>> START GIVEN RECORDS

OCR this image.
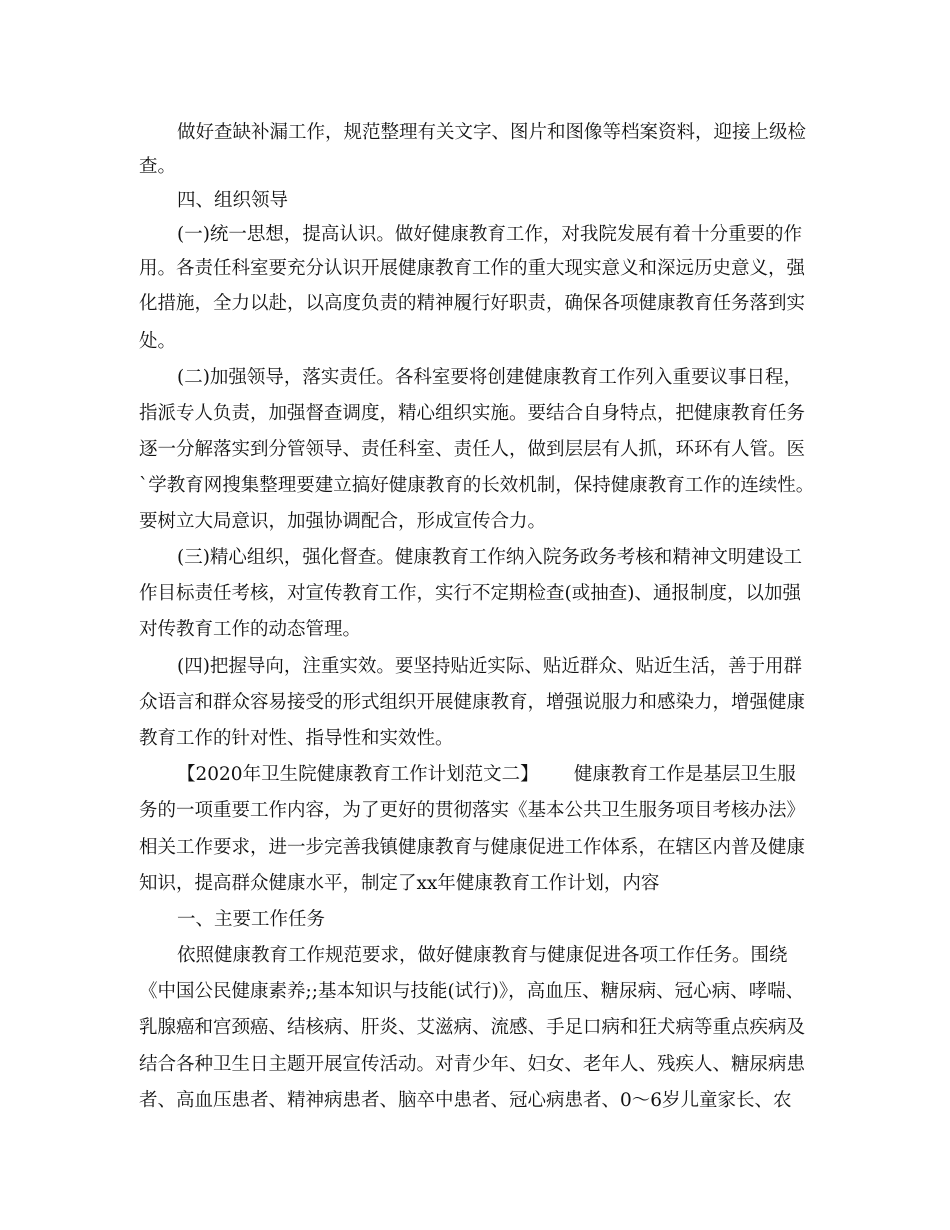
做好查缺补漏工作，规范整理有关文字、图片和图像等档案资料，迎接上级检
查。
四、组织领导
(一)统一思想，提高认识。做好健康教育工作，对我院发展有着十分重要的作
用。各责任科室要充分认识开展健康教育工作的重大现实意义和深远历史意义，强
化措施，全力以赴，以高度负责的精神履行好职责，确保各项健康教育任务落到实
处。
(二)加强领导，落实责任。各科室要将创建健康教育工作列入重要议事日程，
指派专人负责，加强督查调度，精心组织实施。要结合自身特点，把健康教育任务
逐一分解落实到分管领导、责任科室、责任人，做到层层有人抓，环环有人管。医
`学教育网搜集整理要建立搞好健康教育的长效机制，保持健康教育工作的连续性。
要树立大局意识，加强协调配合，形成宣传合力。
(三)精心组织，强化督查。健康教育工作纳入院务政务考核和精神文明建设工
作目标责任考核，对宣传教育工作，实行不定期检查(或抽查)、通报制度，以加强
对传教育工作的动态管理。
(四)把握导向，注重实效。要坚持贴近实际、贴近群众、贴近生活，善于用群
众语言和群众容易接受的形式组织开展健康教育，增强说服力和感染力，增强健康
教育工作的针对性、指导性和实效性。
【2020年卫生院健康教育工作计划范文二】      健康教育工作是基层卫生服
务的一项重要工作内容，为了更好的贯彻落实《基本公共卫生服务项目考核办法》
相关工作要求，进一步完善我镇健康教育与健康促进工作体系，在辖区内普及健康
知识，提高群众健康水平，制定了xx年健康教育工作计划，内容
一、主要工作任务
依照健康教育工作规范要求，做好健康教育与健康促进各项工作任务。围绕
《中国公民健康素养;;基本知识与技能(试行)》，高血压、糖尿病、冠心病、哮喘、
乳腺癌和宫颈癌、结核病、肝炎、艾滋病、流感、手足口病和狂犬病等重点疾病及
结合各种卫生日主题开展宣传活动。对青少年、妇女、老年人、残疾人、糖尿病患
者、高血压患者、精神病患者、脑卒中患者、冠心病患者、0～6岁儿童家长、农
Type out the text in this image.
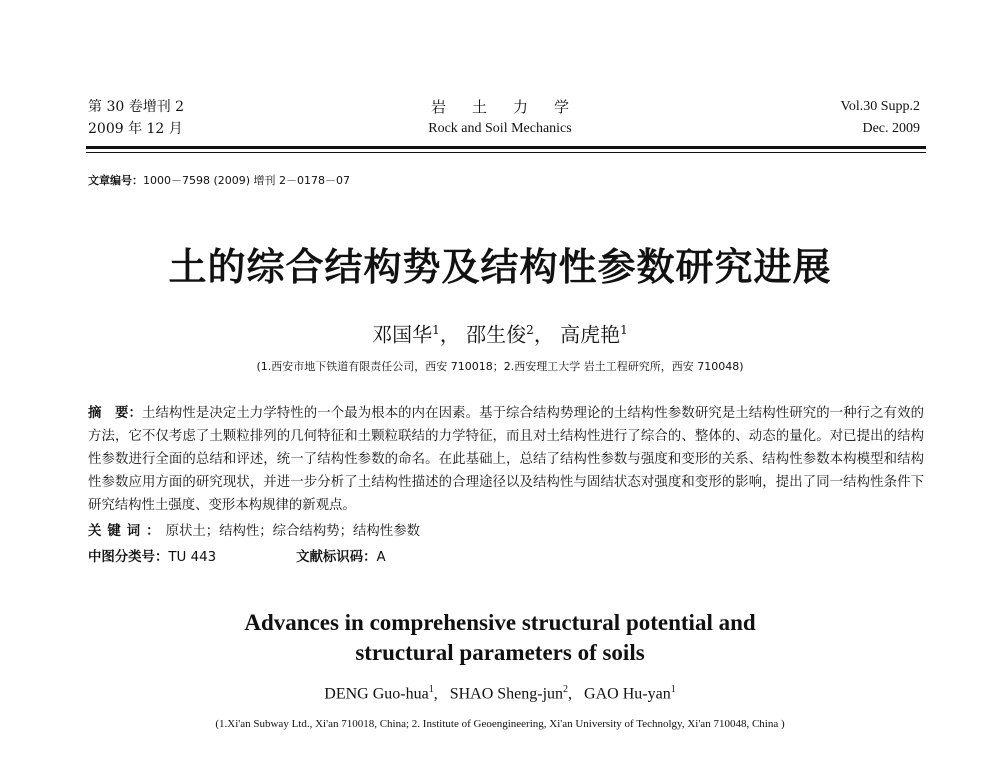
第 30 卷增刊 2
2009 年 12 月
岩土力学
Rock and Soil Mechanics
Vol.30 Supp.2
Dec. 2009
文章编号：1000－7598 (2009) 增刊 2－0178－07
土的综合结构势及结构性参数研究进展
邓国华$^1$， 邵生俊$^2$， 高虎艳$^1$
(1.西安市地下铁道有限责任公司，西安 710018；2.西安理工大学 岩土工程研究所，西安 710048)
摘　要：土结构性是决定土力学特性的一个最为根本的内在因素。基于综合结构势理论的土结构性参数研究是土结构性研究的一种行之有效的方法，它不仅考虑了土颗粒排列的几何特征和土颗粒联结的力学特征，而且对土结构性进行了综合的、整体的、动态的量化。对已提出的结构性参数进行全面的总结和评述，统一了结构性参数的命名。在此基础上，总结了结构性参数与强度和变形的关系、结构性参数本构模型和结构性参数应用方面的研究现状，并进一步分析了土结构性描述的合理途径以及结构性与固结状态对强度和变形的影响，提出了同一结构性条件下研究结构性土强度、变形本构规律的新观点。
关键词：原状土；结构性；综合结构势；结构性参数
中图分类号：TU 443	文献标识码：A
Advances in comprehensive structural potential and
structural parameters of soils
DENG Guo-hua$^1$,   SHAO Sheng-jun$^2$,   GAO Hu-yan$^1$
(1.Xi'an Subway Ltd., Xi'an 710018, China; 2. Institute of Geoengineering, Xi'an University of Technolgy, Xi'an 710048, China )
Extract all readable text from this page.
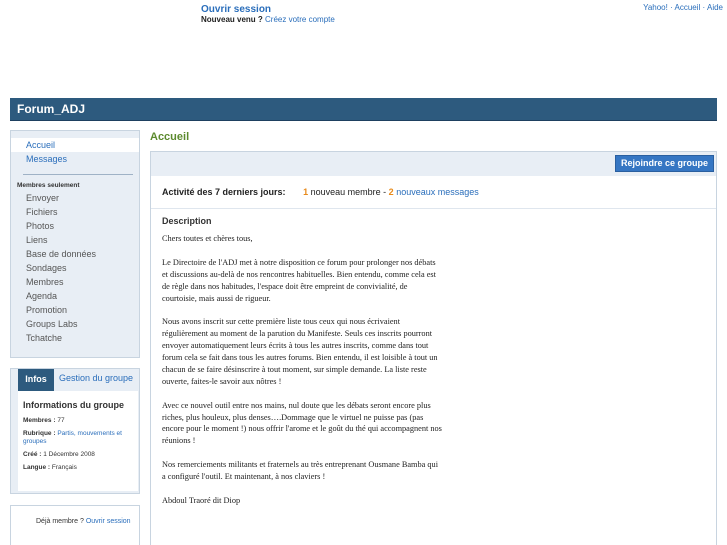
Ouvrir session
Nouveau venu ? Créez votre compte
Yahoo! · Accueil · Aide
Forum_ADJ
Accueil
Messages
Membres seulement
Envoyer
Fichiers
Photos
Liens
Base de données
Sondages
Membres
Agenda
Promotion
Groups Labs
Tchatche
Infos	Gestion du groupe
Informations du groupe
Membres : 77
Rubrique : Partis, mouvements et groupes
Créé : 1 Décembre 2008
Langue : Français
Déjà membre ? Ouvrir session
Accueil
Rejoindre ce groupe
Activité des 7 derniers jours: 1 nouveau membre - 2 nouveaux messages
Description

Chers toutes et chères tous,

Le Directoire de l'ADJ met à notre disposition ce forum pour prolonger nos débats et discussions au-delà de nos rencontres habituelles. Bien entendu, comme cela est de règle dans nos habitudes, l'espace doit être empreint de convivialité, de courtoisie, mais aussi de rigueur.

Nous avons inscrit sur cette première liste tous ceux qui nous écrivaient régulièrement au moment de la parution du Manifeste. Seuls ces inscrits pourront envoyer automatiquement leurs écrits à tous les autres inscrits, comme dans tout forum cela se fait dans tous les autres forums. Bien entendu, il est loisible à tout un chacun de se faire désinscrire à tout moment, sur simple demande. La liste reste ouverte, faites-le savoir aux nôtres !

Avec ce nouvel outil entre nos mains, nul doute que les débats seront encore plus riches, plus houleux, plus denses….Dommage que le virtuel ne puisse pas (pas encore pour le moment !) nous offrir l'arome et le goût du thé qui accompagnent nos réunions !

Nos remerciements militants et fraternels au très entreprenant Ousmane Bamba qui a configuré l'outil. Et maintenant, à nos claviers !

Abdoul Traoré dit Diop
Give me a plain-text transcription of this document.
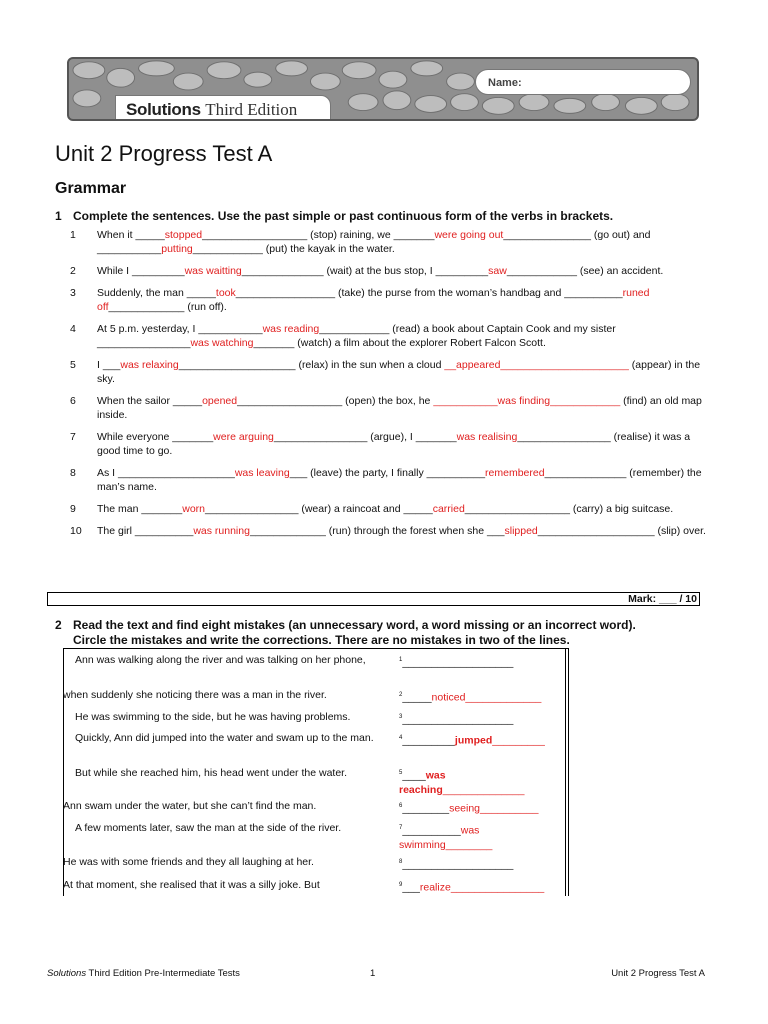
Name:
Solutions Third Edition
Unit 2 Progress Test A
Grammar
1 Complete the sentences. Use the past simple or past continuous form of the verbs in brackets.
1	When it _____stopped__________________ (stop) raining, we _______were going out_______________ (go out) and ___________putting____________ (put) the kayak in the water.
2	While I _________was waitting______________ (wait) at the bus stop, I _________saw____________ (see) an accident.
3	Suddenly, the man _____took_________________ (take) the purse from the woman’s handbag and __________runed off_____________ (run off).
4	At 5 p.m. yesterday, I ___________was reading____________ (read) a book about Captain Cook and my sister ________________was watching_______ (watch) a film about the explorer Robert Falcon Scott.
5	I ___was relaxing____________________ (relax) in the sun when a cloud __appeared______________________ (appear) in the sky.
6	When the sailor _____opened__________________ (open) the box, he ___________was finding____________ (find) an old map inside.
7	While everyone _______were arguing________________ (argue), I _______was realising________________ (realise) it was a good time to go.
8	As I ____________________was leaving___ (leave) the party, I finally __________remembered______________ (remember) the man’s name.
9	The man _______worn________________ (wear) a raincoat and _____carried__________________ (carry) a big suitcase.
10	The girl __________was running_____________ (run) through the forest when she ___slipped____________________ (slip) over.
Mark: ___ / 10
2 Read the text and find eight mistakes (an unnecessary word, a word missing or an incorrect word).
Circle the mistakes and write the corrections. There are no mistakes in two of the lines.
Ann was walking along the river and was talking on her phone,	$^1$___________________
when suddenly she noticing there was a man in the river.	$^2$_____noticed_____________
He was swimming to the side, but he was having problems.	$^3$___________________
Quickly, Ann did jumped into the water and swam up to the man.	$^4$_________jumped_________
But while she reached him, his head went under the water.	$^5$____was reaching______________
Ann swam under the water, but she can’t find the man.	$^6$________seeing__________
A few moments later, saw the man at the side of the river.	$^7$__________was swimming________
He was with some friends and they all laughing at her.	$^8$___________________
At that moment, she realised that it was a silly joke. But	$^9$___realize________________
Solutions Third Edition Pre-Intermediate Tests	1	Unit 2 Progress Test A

>> END GIVEN RECORDS

**INSTRUCTIONS FOR THE TASK:**
What is the number of lines in the records that contain the string "find"? Give only that number.

**EXERCISE ANSWER:**
3